> _What is being asked_
Reproduce the listing below word for word, keeping every line unchanged.

> _Extracted information_
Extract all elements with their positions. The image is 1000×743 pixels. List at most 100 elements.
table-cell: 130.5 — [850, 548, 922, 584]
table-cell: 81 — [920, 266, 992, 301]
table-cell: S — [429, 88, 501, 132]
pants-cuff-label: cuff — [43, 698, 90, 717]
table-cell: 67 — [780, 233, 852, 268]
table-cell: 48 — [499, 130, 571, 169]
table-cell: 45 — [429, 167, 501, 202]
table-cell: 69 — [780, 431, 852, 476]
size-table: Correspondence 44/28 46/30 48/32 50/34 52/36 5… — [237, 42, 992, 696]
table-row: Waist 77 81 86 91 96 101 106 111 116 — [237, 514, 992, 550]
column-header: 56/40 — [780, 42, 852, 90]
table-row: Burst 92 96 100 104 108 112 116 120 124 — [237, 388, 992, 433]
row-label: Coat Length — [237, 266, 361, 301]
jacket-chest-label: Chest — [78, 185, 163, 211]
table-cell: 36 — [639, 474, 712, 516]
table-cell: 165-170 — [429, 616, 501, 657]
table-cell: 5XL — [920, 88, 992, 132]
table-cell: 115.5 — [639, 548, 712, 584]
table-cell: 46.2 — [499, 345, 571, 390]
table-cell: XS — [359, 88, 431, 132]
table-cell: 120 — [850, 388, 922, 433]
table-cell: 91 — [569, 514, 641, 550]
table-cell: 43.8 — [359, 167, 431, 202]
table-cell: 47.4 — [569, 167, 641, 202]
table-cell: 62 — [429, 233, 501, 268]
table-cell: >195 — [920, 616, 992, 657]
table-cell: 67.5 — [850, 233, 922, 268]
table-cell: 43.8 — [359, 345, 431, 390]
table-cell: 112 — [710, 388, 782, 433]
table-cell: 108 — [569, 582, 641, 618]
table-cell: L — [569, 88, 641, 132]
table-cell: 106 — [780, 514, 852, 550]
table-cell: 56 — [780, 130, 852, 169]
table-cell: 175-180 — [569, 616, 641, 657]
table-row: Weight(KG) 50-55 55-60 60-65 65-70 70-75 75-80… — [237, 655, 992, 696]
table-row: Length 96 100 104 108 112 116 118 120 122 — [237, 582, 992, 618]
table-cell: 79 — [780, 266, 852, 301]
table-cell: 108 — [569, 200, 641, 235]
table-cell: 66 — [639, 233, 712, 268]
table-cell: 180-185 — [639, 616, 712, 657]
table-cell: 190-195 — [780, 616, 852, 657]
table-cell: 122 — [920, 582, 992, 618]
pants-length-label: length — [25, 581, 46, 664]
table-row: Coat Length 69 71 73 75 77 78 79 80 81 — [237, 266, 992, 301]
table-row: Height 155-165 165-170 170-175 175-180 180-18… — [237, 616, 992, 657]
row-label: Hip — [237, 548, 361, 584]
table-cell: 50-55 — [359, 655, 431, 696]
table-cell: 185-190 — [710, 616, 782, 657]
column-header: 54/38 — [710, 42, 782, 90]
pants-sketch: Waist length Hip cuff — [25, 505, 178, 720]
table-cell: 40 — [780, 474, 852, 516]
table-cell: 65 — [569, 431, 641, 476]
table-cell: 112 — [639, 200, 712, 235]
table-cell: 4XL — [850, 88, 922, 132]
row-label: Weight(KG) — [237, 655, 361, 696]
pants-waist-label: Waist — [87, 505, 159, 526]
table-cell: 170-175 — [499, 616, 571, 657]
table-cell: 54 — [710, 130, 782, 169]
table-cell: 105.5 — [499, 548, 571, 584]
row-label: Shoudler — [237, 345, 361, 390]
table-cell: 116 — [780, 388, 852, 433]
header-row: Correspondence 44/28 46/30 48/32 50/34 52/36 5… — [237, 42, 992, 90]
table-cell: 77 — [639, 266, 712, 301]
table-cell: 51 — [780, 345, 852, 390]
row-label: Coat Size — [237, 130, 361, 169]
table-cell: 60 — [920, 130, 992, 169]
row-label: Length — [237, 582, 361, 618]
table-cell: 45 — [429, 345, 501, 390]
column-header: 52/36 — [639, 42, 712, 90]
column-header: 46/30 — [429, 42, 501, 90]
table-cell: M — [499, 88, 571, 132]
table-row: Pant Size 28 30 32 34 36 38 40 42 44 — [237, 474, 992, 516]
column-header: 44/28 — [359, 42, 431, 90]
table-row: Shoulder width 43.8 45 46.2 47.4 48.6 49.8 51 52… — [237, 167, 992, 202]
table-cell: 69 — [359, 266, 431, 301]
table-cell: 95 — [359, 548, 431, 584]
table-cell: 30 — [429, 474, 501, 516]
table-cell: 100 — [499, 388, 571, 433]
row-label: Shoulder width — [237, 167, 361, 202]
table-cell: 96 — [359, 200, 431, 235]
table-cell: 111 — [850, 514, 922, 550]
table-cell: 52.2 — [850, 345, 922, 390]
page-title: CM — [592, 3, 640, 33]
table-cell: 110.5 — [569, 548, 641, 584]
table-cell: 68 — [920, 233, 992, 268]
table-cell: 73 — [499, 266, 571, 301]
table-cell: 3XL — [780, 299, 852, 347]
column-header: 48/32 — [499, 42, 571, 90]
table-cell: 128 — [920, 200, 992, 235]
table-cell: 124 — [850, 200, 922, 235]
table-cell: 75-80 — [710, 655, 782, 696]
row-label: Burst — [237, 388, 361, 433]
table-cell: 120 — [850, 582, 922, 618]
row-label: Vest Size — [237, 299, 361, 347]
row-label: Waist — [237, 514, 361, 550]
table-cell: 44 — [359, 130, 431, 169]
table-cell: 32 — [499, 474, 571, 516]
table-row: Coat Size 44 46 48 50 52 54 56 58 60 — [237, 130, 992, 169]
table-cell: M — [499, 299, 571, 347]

> _Written solution_
Extract all elements with their positions. The image is 1000×743 pixels. List at most 100 elements.
table-cell: 130.5 — [850, 548, 922, 584]
table-cell: 81 — [920, 266, 992, 301]
table-cell: S — [429, 88, 501, 132]
pants-cuff-label: cuff — [43, 698, 90, 717]
table-cell: 67 — [780, 233, 852, 268]
table-cell: 48 — [499, 130, 571, 169]
table-cell: 45 — [429, 167, 501, 202]
table-cell: 69 — [780, 431, 852, 476]
size-table: Correspondence 44/28 46/30 48/32 50/34 52/36 5… — [237, 42, 992, 696]
table-row: Waist 77 81 86 91 96 101 106 111 116 — [237, 514, 992, 550]
column-header: 56/40 — [780, 42, 852, 90]
table-row: Burst 92 96 100 104 108 112 116 120 124 — [237, 388, 992, 433]
row-label: Coat Length — [237, 266, 361, 301]
jacket-chest-label: Chest — [78, 185, 163, 211]
table-cell: 36 — [639, 474, 712, 516]
table-cell: 165-170 — [429, 616, 501, 657]
table-cell: 5XL — [920, 88, 992, 132]
table-cell: 115.5 — [639, 548, 712, 584]
table-cell: 46.2 — [499, 345, 571, 390]
table-cell: XS — [359, 88, 431, 132]
table-cell: 120 — [850, 388, 922, 433]
table-cell: 91 — [569, 514, 641, 550]
table-cell: 43.8 — [359, 167, 431, 202]
table-cell: 47.4 — [569, 167, 641, 202]
table-cell: 62 — [429, 233, 501, 268]
table-cell: >195 — [920, 616, 992, 657]
table-cell: 67.5 — [850, 233, 922, 268]
table-cell: 43.8 — [359, 345, 431, 390]
table-cell: 112 — [710, 388, 782, 433]
table-cell: 108 — [569, 582, 641, 618]
table-cell: L — [569, 88, 641, 132]
table-cell: 106 — [780, 514, 852, 550]
table-cell: 56 — [780, 130, 852, 169]
table-cell: 175-180 — [569, 616, 641, 657]
table-row: Weight(KG) 50-55 55-60 60-65 65-70 70-75 75-80… — [237, 655, 992, 696]
table-row: Length 96 100 104 108 112 116 118 120 122 — [237, 582, 992, 618]
table-cell: 79 — [780, 266, 852, 301]
table-cell: 108 — [569, 200, 641, 235]
table-cell: 66 — [639, 233, 712, 268]
table-cell: 180-185 — [639, 616, 712, 657]
table-cell: 190-195 — [780, 616, 852, 657]
table-cell: 122 — [920, 582, 992, 618]
pants-length-label: length — [25, 581, 46, 664]
table-row: Coat Length 69 71 73 75 77 78 79 80 81 — [237, 266, 992, 301]
table-row: Height 155-165 165-170 170-175 175-180 180-18… — [237, 616, 992, 657]
row-label: Hip — [237, 548, 361, 584]
table-cell: 50-55 — [359, 655, 431, 696]
table-cell: 185-190 — [710, 616, 782, 657]
column-header: 54/38 — [710, 42, 782, 90]
pants-sketch: Waist length Hip cuff — [25, 505, 178, 720]
table-cell: 40 — [780, 474, 852, 516]
table-cell: 65 — [569, 431, 641, 476]
table-cell: 112 — [639, 200, 712, 235]
table-cell: 4XL — [850, 88, 922, 132]
row-label: Weight(KG) — [237, 655, 361, 696]
pants-waist-label: Waist — [87, 505, 159, 526]
table-cell: 170-175 — [499, 616, 571, 657]
table-cell: 54 — [710, 130, 782, 169]
table-cell: 105.5 — [499, 548, 571, 584]
row-label: Shoudler — [237, 345, 361, 390]
table-cell: 116 — [780, 388, 852, 433]
header-row: Correspondence 44/28 46/30 48/32 50/34 52/36 5… — [237, 42, 992, 90]
table-cell: 77 — [639, 266, 712, 301]
table-cell: 51 — [780, 345, 852, 390]
row-label: Coat Size — [237, 130, 361, 169]
table-cell: 60 — [920, 130, 992, 169]
row-label: Length — [237, 582, 361, 618]
table-cell: 45 — [429, 345, 501, 390]
column-header: 52/36 — [639, 42, 712, 90]
column-header: 46/30 — [429, 42, 501, 90]
table-cell: M — [499, 88, 571, 132]
table-row: Pant Size 28 30 32 34 36 38 40 42 44 — [237, 474, 992, 516]
column-header: 44/28 — [359, 42, 431, 90]
table-row: Shoulder width 43.8 45 46.2 47.4 48.6 49.8 51 52… — [237, 167, 992, 202]
table-cell: 69 — [359, 266, 431, 301]
table-cell: 95 — [359, 548, 431, 584]
table-cell: 30 — [429, 474, 501, 516]
table-cell: 100 — [499, 388, 571, 433]
row-label: Shoulder width — [237, 167, 361, 202]
table-cell: 96 — [359, 200, 431, 235]
table-cell: 111 — [850, 514, 922, 550]
table-cell: 52.2 — [850, 345, 922, 390]
page-title: CM — [592, 3, 640, 33]
table-cell: 110.5 — [569, 548, 641, 584]
table-cell: 68 — [920, 233, 992, 268]
table-cell: 73 — [499, 266, 571, 301]
table-cell: 3XL — [780, 299, 852, 347]
column-header: 48/32 — [499, 42, 571, 90]
table-cell: 128 — [920, 200, 992, 235]
table-cell: 124 — [850, 200, 922, 235]
table-cell: 75-80 — [710, 655, 782, 696]
row-label: Burst — [237, 388, 361, 433]
table-cell: 120 — [850, 582, 922, 618]
row-label: Vest Size — [237, 299, 361, 347]
row-label: Waist — [237, 514, 361, 550]
table-cell: 44 — [359, 130, 431, 169]
table-cell: 32 — [499, 474, 571, 516]
table-row: Coat Size 44 46 48 50 52 54 56 58 60 — [237, 130, 992, 169]
table-cell: M — [499, 299, 571, 347]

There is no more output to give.